THE DATA:
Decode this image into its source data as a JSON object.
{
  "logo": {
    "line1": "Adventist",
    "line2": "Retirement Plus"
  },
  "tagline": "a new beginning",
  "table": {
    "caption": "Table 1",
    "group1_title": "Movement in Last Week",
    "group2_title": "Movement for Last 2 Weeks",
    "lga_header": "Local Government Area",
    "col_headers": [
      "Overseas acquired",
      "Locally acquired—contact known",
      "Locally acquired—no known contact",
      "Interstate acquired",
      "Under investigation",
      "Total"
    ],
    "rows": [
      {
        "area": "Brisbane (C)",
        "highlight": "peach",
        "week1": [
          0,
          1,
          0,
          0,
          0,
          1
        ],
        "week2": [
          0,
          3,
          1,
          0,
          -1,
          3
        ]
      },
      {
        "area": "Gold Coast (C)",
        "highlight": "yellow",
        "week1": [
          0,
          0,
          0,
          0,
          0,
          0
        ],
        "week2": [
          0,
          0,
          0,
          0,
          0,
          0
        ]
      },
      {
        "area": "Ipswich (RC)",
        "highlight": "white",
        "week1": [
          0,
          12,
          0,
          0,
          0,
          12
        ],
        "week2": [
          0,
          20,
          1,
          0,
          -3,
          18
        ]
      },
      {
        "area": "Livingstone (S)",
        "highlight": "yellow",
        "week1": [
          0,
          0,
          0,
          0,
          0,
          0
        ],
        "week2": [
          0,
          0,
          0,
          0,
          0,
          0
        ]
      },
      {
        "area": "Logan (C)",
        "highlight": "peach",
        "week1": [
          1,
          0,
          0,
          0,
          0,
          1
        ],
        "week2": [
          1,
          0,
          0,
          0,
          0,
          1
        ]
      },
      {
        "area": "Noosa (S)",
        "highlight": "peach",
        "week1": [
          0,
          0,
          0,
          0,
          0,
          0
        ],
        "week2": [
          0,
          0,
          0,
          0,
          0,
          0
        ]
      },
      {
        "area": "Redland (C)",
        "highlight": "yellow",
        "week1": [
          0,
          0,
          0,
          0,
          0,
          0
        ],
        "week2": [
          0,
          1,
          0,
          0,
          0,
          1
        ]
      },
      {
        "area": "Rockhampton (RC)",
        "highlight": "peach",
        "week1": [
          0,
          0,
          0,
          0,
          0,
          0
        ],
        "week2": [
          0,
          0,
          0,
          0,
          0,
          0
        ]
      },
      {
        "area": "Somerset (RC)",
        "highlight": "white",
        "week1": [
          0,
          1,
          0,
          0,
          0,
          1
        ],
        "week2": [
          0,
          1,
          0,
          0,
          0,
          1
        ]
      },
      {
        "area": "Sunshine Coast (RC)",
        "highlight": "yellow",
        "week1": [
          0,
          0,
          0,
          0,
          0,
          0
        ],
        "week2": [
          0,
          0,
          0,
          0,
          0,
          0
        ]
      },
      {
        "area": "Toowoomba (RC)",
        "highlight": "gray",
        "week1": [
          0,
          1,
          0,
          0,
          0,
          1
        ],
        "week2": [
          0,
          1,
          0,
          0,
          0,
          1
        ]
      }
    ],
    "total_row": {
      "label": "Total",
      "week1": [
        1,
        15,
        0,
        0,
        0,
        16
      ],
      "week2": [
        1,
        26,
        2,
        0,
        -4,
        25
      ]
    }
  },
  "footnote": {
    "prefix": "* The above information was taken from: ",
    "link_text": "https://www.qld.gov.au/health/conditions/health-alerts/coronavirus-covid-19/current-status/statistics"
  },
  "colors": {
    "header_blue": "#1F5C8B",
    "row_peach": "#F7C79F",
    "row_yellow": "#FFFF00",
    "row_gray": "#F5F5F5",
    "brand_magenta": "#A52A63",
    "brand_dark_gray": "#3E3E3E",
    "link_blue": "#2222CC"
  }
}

WHAT IS NEEDED:
Say only how many lines in the records carry the word "Coast".

RESPONSE TO THE TASK:
2